PROBLEM TO WORK ON: Tell me how many lines hold "Darlehen", please, using only the number.

DATA:
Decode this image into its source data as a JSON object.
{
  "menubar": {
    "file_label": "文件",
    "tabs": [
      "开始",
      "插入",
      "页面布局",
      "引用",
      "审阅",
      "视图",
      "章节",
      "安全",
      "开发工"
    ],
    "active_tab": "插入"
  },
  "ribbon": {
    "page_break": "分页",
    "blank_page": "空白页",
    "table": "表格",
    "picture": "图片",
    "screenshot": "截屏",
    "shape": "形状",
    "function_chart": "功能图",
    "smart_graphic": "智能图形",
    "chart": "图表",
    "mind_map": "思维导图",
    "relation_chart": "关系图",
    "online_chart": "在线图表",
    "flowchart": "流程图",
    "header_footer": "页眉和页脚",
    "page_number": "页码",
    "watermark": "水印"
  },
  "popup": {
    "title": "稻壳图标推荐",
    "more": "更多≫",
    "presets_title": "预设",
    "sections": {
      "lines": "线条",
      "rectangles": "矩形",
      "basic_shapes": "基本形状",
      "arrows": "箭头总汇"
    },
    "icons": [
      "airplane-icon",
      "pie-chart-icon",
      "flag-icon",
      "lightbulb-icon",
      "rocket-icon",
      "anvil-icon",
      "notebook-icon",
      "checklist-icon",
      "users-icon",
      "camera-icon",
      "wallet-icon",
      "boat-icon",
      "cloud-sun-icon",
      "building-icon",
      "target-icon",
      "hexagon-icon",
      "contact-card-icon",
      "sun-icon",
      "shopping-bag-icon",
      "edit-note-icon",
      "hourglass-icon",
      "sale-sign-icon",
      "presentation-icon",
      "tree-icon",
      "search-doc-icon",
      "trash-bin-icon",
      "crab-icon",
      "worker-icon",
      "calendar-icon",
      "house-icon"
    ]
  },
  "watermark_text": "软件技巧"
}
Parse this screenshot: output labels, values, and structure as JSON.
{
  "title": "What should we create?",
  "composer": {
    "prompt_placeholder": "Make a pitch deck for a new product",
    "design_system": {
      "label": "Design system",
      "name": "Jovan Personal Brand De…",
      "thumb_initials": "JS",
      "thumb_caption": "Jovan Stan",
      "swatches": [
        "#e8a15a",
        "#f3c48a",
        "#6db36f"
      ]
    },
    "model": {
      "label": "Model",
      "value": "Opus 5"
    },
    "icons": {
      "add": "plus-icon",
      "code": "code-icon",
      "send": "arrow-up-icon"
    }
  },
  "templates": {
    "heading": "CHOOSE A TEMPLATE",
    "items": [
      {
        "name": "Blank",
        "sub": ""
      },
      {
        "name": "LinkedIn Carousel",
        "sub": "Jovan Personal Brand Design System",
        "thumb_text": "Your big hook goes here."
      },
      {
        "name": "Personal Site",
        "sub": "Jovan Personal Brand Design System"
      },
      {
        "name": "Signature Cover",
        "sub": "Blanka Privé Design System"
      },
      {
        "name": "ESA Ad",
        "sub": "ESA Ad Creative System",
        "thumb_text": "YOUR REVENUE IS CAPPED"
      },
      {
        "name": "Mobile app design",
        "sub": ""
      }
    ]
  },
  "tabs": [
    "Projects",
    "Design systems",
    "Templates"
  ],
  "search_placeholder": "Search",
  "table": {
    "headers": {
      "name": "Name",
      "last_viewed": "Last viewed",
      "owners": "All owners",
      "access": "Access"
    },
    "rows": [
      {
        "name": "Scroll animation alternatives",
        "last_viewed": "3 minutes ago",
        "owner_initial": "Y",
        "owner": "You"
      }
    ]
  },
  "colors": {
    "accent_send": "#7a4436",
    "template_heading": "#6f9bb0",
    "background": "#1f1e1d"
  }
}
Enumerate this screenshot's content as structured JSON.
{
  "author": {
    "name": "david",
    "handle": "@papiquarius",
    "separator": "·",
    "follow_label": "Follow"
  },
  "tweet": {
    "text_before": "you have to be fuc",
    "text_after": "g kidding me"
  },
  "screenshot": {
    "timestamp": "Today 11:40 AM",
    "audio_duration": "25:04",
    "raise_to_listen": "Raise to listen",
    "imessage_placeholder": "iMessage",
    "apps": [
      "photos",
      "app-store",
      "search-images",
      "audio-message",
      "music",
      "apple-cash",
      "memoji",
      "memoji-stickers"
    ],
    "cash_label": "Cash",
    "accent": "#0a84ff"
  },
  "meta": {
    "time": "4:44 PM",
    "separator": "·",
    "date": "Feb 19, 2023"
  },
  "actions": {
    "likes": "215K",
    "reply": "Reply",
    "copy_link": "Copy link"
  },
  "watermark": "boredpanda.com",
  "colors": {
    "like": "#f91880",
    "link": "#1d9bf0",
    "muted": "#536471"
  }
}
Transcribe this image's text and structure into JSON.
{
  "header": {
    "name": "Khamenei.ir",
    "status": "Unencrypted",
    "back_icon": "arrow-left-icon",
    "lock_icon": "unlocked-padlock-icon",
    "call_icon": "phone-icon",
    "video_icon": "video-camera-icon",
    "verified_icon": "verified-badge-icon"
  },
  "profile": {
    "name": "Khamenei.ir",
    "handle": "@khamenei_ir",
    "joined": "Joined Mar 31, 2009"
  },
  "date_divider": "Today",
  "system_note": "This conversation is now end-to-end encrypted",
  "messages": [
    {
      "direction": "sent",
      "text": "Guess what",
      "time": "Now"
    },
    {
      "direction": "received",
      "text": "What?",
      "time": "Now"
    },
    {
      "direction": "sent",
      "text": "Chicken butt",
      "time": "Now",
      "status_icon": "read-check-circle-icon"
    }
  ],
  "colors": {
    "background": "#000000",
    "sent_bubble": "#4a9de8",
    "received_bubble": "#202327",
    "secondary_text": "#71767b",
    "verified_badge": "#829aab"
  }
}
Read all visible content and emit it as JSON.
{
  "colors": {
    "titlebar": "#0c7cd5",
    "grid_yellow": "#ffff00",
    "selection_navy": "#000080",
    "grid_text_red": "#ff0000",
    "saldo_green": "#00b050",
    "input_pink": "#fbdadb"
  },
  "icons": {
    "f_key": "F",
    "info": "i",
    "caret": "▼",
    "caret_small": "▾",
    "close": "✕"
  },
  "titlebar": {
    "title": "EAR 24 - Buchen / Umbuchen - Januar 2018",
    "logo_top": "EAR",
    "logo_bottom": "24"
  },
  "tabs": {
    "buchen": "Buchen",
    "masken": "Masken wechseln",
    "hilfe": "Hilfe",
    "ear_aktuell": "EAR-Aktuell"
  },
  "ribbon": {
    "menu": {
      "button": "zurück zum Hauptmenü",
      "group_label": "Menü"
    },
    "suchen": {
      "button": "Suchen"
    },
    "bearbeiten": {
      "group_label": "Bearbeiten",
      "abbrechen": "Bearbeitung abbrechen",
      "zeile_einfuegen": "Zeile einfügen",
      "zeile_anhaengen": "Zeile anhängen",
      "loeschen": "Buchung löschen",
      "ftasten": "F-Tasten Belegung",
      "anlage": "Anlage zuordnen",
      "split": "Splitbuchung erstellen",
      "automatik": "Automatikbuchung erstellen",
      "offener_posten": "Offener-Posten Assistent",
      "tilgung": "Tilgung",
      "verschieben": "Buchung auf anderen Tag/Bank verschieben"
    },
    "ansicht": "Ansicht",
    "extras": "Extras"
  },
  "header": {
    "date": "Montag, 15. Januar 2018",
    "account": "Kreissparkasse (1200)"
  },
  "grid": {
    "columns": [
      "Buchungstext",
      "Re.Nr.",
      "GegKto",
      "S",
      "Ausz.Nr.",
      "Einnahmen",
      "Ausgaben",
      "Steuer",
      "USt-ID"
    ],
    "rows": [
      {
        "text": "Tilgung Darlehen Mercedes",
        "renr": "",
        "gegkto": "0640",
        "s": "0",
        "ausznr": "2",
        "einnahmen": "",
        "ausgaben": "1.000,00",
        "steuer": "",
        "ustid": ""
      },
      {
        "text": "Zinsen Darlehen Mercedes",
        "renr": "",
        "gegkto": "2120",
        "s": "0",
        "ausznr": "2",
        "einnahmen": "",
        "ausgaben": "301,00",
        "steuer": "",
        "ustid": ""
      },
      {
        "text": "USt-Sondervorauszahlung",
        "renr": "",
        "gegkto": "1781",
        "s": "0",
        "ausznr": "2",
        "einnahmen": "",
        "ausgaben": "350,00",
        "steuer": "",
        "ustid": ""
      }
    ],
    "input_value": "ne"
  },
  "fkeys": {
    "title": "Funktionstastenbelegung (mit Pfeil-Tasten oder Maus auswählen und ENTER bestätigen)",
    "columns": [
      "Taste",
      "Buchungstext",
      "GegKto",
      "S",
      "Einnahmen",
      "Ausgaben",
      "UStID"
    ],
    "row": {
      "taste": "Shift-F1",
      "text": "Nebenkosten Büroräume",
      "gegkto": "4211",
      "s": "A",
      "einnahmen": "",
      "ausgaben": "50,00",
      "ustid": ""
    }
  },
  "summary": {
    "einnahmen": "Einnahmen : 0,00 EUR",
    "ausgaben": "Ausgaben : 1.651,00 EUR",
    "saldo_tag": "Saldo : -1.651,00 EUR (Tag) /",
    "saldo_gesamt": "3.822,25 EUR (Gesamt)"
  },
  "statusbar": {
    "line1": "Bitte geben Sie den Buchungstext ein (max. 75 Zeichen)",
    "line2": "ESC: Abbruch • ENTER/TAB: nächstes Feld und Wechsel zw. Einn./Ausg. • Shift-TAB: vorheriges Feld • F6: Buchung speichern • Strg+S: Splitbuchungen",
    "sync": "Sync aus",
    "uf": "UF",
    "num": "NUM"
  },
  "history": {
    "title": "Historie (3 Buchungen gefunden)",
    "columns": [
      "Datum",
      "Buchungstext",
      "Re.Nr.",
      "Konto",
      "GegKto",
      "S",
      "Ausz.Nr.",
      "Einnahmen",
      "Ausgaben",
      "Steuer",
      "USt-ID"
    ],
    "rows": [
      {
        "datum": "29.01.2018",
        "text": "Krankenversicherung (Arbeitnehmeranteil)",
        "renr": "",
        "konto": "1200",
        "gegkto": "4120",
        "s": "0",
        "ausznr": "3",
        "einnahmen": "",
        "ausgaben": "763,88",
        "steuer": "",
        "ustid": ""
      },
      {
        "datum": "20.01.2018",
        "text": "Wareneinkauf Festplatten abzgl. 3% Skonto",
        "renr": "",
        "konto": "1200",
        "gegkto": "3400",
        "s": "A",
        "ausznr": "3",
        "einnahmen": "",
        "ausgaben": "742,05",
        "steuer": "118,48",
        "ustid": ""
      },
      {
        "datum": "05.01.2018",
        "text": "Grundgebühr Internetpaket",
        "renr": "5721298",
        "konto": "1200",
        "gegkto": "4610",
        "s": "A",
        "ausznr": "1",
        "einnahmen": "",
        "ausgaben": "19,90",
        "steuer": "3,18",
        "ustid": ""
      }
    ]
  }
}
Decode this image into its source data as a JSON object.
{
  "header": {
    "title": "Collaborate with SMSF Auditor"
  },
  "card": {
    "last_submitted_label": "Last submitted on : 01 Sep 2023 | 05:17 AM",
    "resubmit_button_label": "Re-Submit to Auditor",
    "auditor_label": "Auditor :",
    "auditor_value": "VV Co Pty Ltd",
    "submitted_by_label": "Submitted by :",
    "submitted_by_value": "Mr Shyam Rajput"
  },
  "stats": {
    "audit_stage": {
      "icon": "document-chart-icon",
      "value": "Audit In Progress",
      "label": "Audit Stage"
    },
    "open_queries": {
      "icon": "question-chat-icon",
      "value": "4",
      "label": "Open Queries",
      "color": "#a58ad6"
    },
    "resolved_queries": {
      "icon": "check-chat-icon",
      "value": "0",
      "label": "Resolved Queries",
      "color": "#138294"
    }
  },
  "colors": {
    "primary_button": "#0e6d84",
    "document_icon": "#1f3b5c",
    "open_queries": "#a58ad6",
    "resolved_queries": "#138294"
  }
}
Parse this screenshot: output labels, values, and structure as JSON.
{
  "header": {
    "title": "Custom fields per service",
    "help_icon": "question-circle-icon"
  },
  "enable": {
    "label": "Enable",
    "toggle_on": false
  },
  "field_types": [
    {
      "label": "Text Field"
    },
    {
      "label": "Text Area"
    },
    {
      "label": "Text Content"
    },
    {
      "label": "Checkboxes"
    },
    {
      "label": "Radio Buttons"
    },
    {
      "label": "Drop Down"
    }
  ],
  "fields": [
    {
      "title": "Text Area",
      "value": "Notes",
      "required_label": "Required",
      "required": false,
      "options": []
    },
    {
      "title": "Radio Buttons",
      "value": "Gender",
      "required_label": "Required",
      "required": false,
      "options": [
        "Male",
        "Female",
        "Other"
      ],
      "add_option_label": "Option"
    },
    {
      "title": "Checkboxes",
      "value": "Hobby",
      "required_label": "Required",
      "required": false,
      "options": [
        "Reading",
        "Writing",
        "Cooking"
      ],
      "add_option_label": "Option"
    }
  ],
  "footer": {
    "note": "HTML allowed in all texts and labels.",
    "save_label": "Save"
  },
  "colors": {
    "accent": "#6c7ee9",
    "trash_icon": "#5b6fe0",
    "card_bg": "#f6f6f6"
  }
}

ANSWER FOR THE TASK: 2